Items:
......

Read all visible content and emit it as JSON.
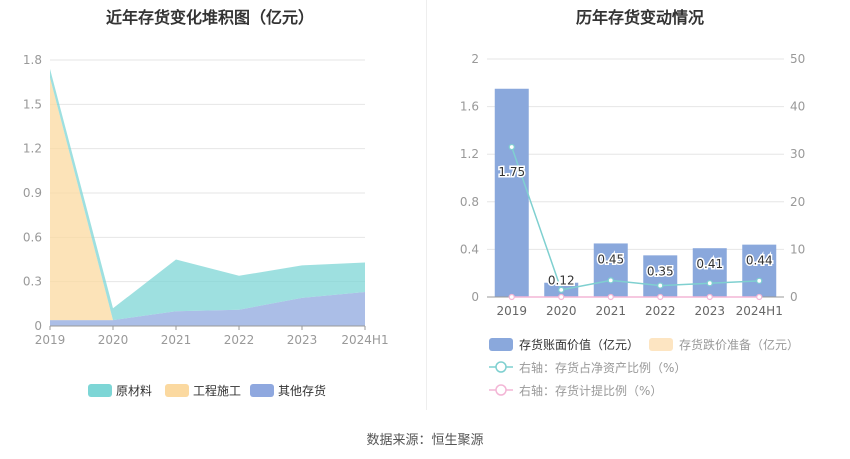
{
  "left_chart": {
    "title": "近年存货变化堆积图（亿元）",
    "legend": [
      {
        "label": "原材料",
        "color": "#7dd6d6"
      },
      {
        "label": "工程施工",
        "color": "#fbd9a0"
      },
      {
        "label": "其他存货",
        "color": "#8fa8df"
      }
    ]
  },
  "right_chart": {
    "title": "历年存货变动情况",
    "legend": [
      {
        "label": "存货账面价值（亿元）",
        "color": "#8aa8dc"
      },
      {
        "label": "存货跌价准备（亿元）",
        "color": "#fde5c2"
      },
      {
        "label": "右轴：存货占净资产比例（%）",
        "color": "#7fd0d0"
      },
      {
        "label": "右轴：存货计提比例（%）",
        "color": "#f3b6d6"
      }
    ]
  },
  "source": "数据来源：恒生聚源",
  "chart_data": [
    {
      "type": "area",
      "stacked": true,
      "title": "近年存货变化堆积图（亿元）",
      "categories": [
        "2019",
        "2020",
        "2021",
        "2022",
        "2023",
        "2024H1"
      ],
      "ylim": [
        0,
        1.8
      ],
      "yticks": [
        "0",
        "0.3",
        "0.6",
        "0.9",
        "1.2",
        "1.5",
        "1.8"
      ],
      "series": [
        {
          "name": "其他存货",
          "values": [
            0.04,
            0.04,
            0.1,
            0.11,
            0.19,
            0.23
          ]
        },
        {
          "name": "工程施工",
          "values": [
            1.64,
            0.0,
            0.0,
            0.0,
            0.0,
            0.0
          ]
        },
        {
          "name": "原材料",
          "values": [
            0.06,
            0.08,
            0.35,
            0.23,
            0.22,
            0.2
          ]
        }
      ]
    },
    {
      "type": "bar",
      "title": "历年存货变动情况",
      "categories": [
        "2019",
        "2020",
        "2021",
        "2022",
        "2023",
        "2024H1"
      ],
      "ylim": [
        0,
        2
      ],
      "yticks": [
        "0",
        "0.4",
        "0.8",
        "1.2",
        "1.6",
        "2"
      ],
      "y2lim": [
        0,
        50
      ],
      "y2ticks": [
        "0",
        "10",
        "20",
        "30",
        "40",
        "50"
      ],
      "series": [
        {
          "name": "存货账面价值（亿元）",
          "values": [
            1.75,
            0.12,
            0.45,
            0.35,
            0.41,
            0.44
          ],
          "labels": [
            "1.75",
            "0.12",
            "0.45",
            "0.35",
            "0.41",
            "0.44"
          ]
        },
        {
          "name": "存货跌价准备（亿元）",
          "values": [
            0,
            0,
            0,
            0,
            0,
            0
          ]
        },
        {
          "name": "右轴：存货占净资产比例（%）",
          "axis": "right",
          "values": [
            31.5,
            1.5,
            3.5,
            2.4,
            2.9,
            3.4
          ]
        },
        {
          "name": "右轴：存货计提比例（%）",
          "axis": "right",
          "values": [
            0,
            0,
            0,
            0,
            0,
            0
          ]
        }
      ]
    }
  ]
}
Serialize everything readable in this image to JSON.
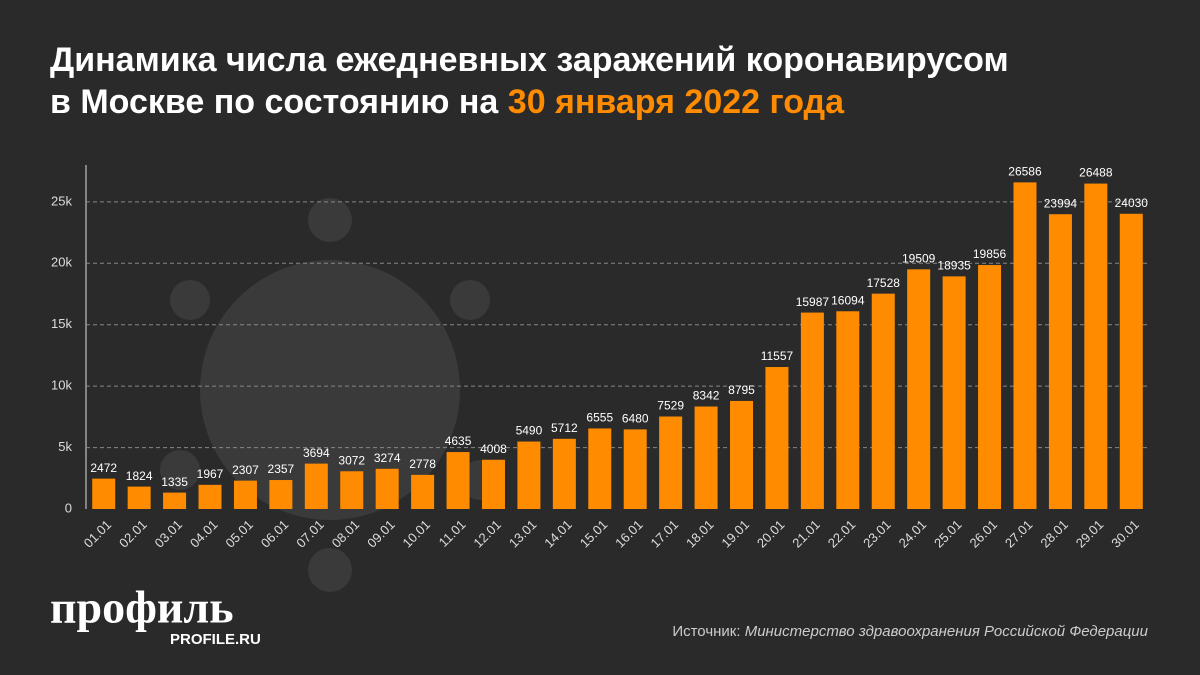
{
  "chart_data": {
    "type": "bar",
    "title": [
      "Динамика числа ежедневных заражений коронавирусом",
      "в Москве по состоянию на"
    ],
    "title_highlight": "30 января 2022 года",
    "categories": [
      "01.01",
      "02.01",
      "03.01",
      "04.01",
      "05.01",
      "06.01",
      "07.01",
      "08.01",
      "09.01",
      "10.01",
      "11.01",
      "12.01",
      "13.01",
      "14.01",
      "15.01",
      "16.01",
      "17.01",
      "18.01",
      "19.01",
      "20.01",
      "21.01",
      "22.01",
      "23.01",
      "24.01",
      "25.01",
      "26.01",
      "27.01",
      "28.01",
      "29.01",
      "30.01"
    ],
    "values": [
      2472,
      1824,
      1335,
      1967,
      2307,
      2357,
      3694,
      3072,
      3274,
      2778,
      4635,
      4008,
      5490,
      5712,
      6555,
      6480,
      7529,
      8342,
      8795,
      11557,
      15987,
      16094,
      17528,
      19509,
      18935,
      19856,
      26586,
      23994,
      26488,
      24030
    ],
    "color": "#ff8c00",
    "highlight_color": "#ff8c00",
    "ylim": [
      0,
      28000
    ],
    "yticks": [
      0,
      {
        "value": 5000,
        "label": "5k"
      },
      {
        "value": 10000,
        "label": "10k"
      },
      {
        "value": 15000,
        "label": "15k"
      },
      {
        "value": 20000,
        "label": "20k"
      },
      {
        "value": 25000,
        "label": "25k"
      }
    ],
    "grid": true,
    "source_label": "Источник:",
    "source": "Министерство здравоохранения Российской Федерации",
    "logo": "профиль",
    "logo_url": "PROFILE.RU"
  }
}
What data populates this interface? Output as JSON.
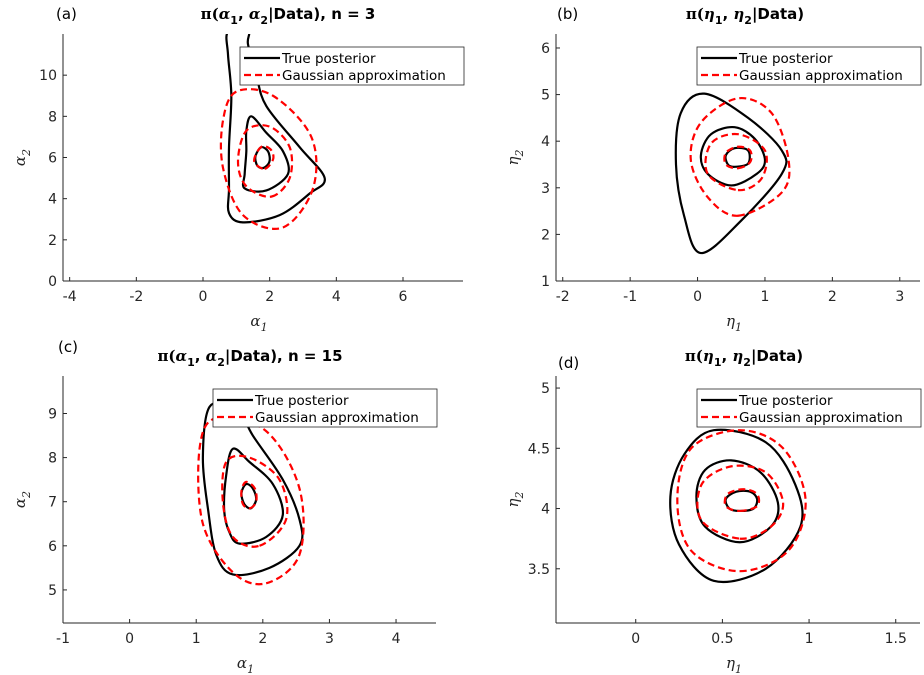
{
  "chart_data": [
    {
      "type": "contour",
      "panel_label": "(a)",
      "title": "π(α1, α2|Data), n = 3",
      "title_parts": {
        "a": "π(",
        "b": "α",
        "c": "1",
        "d": ", ",
        "e": "α",
        "f": "2",
        "g": "|Data), n = 3"
      },
      "xlabel": {
        "sym": "α",
        "sub": "1"
      },
      "ylabel": {
        "sym": "α",
        "sub": "2"
      },
      "xlim": [
        -4.2,
        7.8
      ],
      "ylim": [
        0,
        12
      ],
      "xticks": [
        -4,
        -2,
        0,
        2,
        4,
        6
      ],
      "yticks": [
        0,
        2,
        4,
        6,
        8,
        10
      ],
      "legend": {
        "location": "top-right",
        "items": [
          "True posterior",
          "Gaussian approximation"
        ]
      },
      "series": [
        {
          "name": "True posterior",
          "style": "solid",
          "color": "#000000",
          "contours": [
            [
              [
                1.88,
                5.55
              ],
              [
                2.0,
                5.85
              ],
              [
                1.95,
                6.3
              ],
              [
                1.75,
                6.5
              ],
              [
                1.58,
                6.1
              ],
              [
                1.6,
                5.7
              ],
              [
                1.72,
                5.5
              ]
            ],
            [
              [
                1.25,
                4.5
              ],
              [
                1.9,
                4.4
              ],
              [
                2.55,
                5.2
              ],
              [
                2.4,
                6.3
              ],
              [
                1.9,
                7.2
              ],
              [
                1.45,
                8.0
              ],
              [
                1.3,
                7.3
              ],
              [
                1.3,
                6.3
              ],
              [
                1.25,
                5.2
              ]
            ],
            [
              [
                1.2,
                2.85
              ],
              [
                2.3,
                3.2
              ],
              [
                3.2,
                4.25
              ],
              [
                3.65,
                5.0
              ],
              [
                2.9,
                6.5
              ],
              [
                1.9,
                8.5
              ],
              [
                1.6,
                10.0
              ],
              [
                1.35,
                11.5
              ],
              [
                1.35,
                12.1
              ],
              [
                0.75,
                12.1
              ],
              [
                0.75,
                11.0
              ],
              [
                0.85,
                9.0
              ],
              [
                0.78,
                6.5
              ],
              [
                0.78,
                4.5
              ],
              [
                0.78,
                3.3
              ]
            ]
          ]
        },
        {
          "name": "Gaussian approximation",
          "style": "dashed",
          "color": "#ff0000",
          "contours": [
            [
              [
                1.85,
                5.45
              ],
              [
                2.1,
                5.9
              ],
              [
                2.05,
                6.35
              ],
              [
                1.8,
                6.55
              ],
              [
                1.6,
                6.2
              ],
              [
                1.55,
                5.75
              ]
            ],
            [
              [
                2.05,
                4.1
              ],
              [
                2.6,
                5.0
              ],
              [
                2.6,
                6.5
              ],
              [
                2.0,
                7.5
              ],
              [
                1.3,
                7.3
              ],
              [
                1.05,
                5.8
              ],
              [
                1.3,
                4.6
              ]
            ],
            [
              [
                2.4,
                2.6
              ],
              [
                3.3,
                4.5
              ],
              [
                3.25,
                7.0
              ],
              [
                2.1,
                9.0
              ],
              [
                1.0,
                9.2
              ],
              [
                0.6,
                7.8
              ],
              [
                0.6,
                5.5
              ],
              [
                1.2,
                3.2
              ]
            ]
          ]
        }
      ]
    },
    {
      "type": "contour",
      "panel_label": "(b)",
      "title": "π(η1, η2|Data)",
      "title_parts": {
        "a": "π(",
        "b": "η",
        "c": "1",
        "d": ", ",
        "e": "η",
        "f": "2",
        "g": "|Data)"
      },
      "xlabel": {
        "sym": "η",
        "sub": "1"
      },
      "ylabel": {
        "sym": "η",
        "sub": "2"
      },
      "xlim": [
        -2.1,
        3.3
      ],
      "ylim": [
        1,
        6.3
      ],
      "xticks": [
        -2,
        -1,
        0,
        1,
        2,
        3
      ],
      "yticks": [
        1,
        2,
        3,
        4,
        5,
        6
      ],
      "legend": {
        "location": "top-right",
        "items": [
          "True posterior",
          "Gaussian approximation"
        ]
      },
      "series": [
        {
          "name": "True posterior",
          "style": "solid",
          "color": "#000000",
          "contours": [
            [
              [
                0.55,
                3.45
              ],
              [
                0.75,
                3.52
              ],
              [
                0.75,
                3.8
              ],
              [
                0.55,
                3.85
              ],
              [
                0.42,
                3.7
              ],
              [
                0.45,
                3.5
              ]
            ],
            [
              [
                0.5,
                3.05
              ],
              [
                0.88,
                3.3
              ],
              [
                1.0,
                3.6
              ],
              [
                0.85,
                4.05
              ],
              [
                0.55,
                4.3
              ],
              [
                0.2,
                4.15
              ],
              [
                0.05,
                3.7
              ],
              [
                0.15,
                3.3
              ]
            ],
            [
              [
                0.05,
                1.6
              ],
              [
                0.65,
                2.3
              ],
              [
                1.25,
                3.3
              ],
              [
                1.25,
                3.8
              ],
              [
                0.75,
                4.5
              ],
              [
                0.1,
                5.02
              ],
              [
                -0.25,
                4.6
              ],
              [
                -0.32,
                3.5
              ],
              [
                -0.2,
                2.4
              ]
            ]
          ]
        },
        {
          "name": "Gaussian approximation",
          "style": "dashed",
          "color": "#ff0000",
          "contours": [
            [
              [
                0.6,
                3.42
              ],
              [
                0.78,
                3.55
              ],
              [
                0.78,
                3.8
              ],
              [
                0.6,
                3.88
              ],
              [
                0.42,
                3.75
              ],
              [
                0.42,
                3.5
              ]
            ],
            [
              [
                0.6,
                2.95
              ],
              [
                0.95,
                3.2
              ],
              [
                1.0,
                3.8
              ],
              [
                0.6,
                4.15
              ],
              [
                0.2,
                3.95
              ],
              [
                0.15,
                3.3
              ]
            ],
            [
              [
                0.6,
                2.4
              ],
              [
                1.25,
                2.9
              ],
              [
                1.35,
                3.6
              ],
              [
                1.1,
                4.6
              ],
              [
                0.6,
                4.92
              ],
              [
                0.05,
                4.4
              ],
              [
                -0.1,
                3.6
              ],
              [
                0.15,
                2.8
              ]
            ]
          ]
        }
      ]
    },
    {
      "type": "contour",
      "panel_label": "(c)",
      "title": "π(α1, α2|Data), n = 15",
      "title_parts": {
        "a": "π(",
        "b": "α",
        "c": "1",
        "d": ", ",
        "e": "α",
        "f": "2",
        "g": "|Data), n = 15"
      },
      "xlabel": {
        "sym": "α",
        "sub": "1"
      },
      "ylabel": {
        "sym": "α",
        "sub": "2"
      },
      "xlim": [
        -1,
        4.6
      ],
      "ylim": [
        4.25,
        9.85
      ],
      "xticks": [
        -1,
        0,
        1,
        2,
        3,
        4
      ],
      "yticks": [
        5,
        6,
        7,
        8,
        9
      ],
      "legend": {
        "location": "top-right",
        "items": [
          "True posterior",
          "Gaussian approximation"
        ]
      },
      "series": [
        {
          "name": "True posterior",
          "style": "solid",
          "color": "#000000",
          "contours": [
            [
              [
                1.82,
                6.85
              ],
              [
                1.9,
                7.05
              ],
              [
                1.85,
                7.3
              ],
              [
                1.75,
                7.4
              ],
              [
                1.68,
                7.2
              ],
              [
                1.72,
                6.95
              ]
            ],
            [
              [
                1.65,
                6.05
              ],
              [
                2.05,
                6.2
              ],
              [
                2.3,
                6.7
              ],
              [
                2.15,
                7.4
              ],
              [
                1.8,
                7.9
              ],
              [
                1.55,
                8.2
              ],
              [
                1.45,
                7.6
              ],
              [
                1.42,
                6.8
              ],
              [
                1.5,
                6.3
              ]
            ],
            [
              [
                1.55,
                5.35
              ],
              [
                2.1,
                5.5
              ],
              [
                2.55,
                6.0
              ],
              [
                2.55,
                6.6
              ],
              [
                2.3,
                7.5
              ],
              [
                1.85,
                8.5
              ],
              [
                1.6,
                9.15
              ],
              [
                1.2,
                9.15
              ],
              [
                1.1,
                8.0
              ],
              [
                1.18,
                6.8
              ],
              [
                1.3,
                5.8
              ]
            ]
          ]
        },
        {
          "name": "Gaussian approximation",
          "style": "dashed",
          "color": "#ff0000",
          "contours": [
            [
              [
                1.8,
                6.85
              ],
              [
                1.9,
                7.0
              ],
              [
                1.88,
                7.3
              ],
              [
                1.75,
                7.45
              ],
              [
                1.68,
                7.25
              ],
              [
                1.7,
                6.95
              ]
            ],
            [
              [
                1.95,
                6.0
              ],
              [
                2.35,
                6.6
              ],
              [
                2.25,
                7.5
              ],
              [
                1.8,
                8.0
              ],
              [
                1.45,
                7.9
              ],
              [
                1.4,
                7.0
              ],
              [
                1.55,
                6.2
              ]
            ],
            [
              [
                2.05,
                5.15
              ],
              [
                2.55,
                5.8
              ],
              [
                2.55,
                7.3
              ],
              [
                2.05,
                8.6
              ],
              [
                1.3,
                8.9
              ],
              [
                1.05,
                8.2
              ],
              [
                1.1,
                6.5
              ],
              [
                1.55,
                5.4
              ]
            ]
          ]
        }
      ]
    },
    {
      "type": "contour",
      "panel_label": "(d)",
      "title": "π(η1, η2|Data)",
      "title_parts": {
        "a": "π(",
        "b": "η",
        "c": "1",
        "d": ", ",
        "e": "η",
        "f": "2",
        "g": "|Data)"
      },
      "xlabel": {
        "sym": "η",
        "sub": "1"
      },
      "ylabel": {
        "sym": "η",
        "sub": "2"
      },
      "xlim": [
        -0.46,
        1.64
      ],
      "ylim": [
        3.05,
        5.1
      ],
      "xticks": [
        0,
        0.5,
        1,
        1.5
      ],
      "yticks": [
        3.5,
        4,
        4.5,
        5
      ],
      "legend": {
        "location": "top-right",
        "items": [
          "True posterior",
          "Gaussian approximation"
        ]
      },
      "series": [
        {
          "name": "True posterior",
          "style": "solid",
          "color": "#000000",
          "contours": [
            [
              [
                0.6,
                3.98
              ],
              [
                0.68,
                4.0
              ],
              [
                0.7,
                4.08
              ],
              [
                0.66,
                4.14
              ],
              [
                0.58,
                4.14
              ],
              [
                0.52,
                4.08
              ],
              [
                0.54,
                4.0
              ]
            ],
            [
              [
                0.6,
                3.72
              ],
              [
                0.78,
                3.85
              ],
              [
                0.82,
                4.05
              ],
              [
                0.72,
                4.3
              ],
              [
                0.55,
                4.4
              ],
              [
                0.4,
                4.32
              ],
              [
                0.35,
                4.1
              ],
              [
                0.4,
                3.85
              ]
            ],
            [
              [
                0.45,
                3.4
              ],
              [
                0.75,
                3.5
              ],
              [
                0.95,
                3.85
              ],
              [
                0.92,
                4.2
              ],
              [
                0.75,
                4.55
              ],
              [
                0.45,
                4.65
              ],
              [
                0.28,
                4.45
              ],
              [
                0.2,
                4.1
              ],
              [
                0.25,
                3.7
              ]
            ]
          ]
        },
        {
          "name": "Gaussian approximation",
          "style": "dashed",
          "color": "#ff0000",
          "contours": [
            [
              [
                0.6,
                3.98
              ],
              [
                0.7,
                4.02
              ],
              [
                0.7,
                4.12
              ],
              [
                0.62,
                4.16
              ],
              [
                0.53,
                4.12
              ],
              [
                0.52,
                4.02
              ]
            ],
            [
              [
                0.6,
                3.75
              ],
              [
                0.78,
                3.85
              ],
              [
                0.85,
                4.05
              ],
              [
                0.75,
                4.3
              ],
              [
                0.55,
                4.35
              ],
              [
                0.38,
                4.2
              ],
              [
                0.38,
                3.9
              ]
            ],
            [
              [
                0.6,
                3.48
              ],
              [
                0.88,
                3.65
              ],
              [
                0.98,
                4.07
              ],
              [
                0.85,
                4.5
              ],
              [
                0.6,
                4.65
              ],
              [
                0.32,
                4.5
              ],
              [
                0.24,
                4.07
              ],
              [
                0.32,
                3.65
              ]
            ]
          ]
        }
      ]
    }
  ]
}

......

Work to be completed: Filter the records above for lines containing the word "JSON", and copy those lines.

Output of the exercise:
Read all visible content and emit it as JSON.
Serialize everything readable in this image to JSON.
What data populates this interface? Output as JSON.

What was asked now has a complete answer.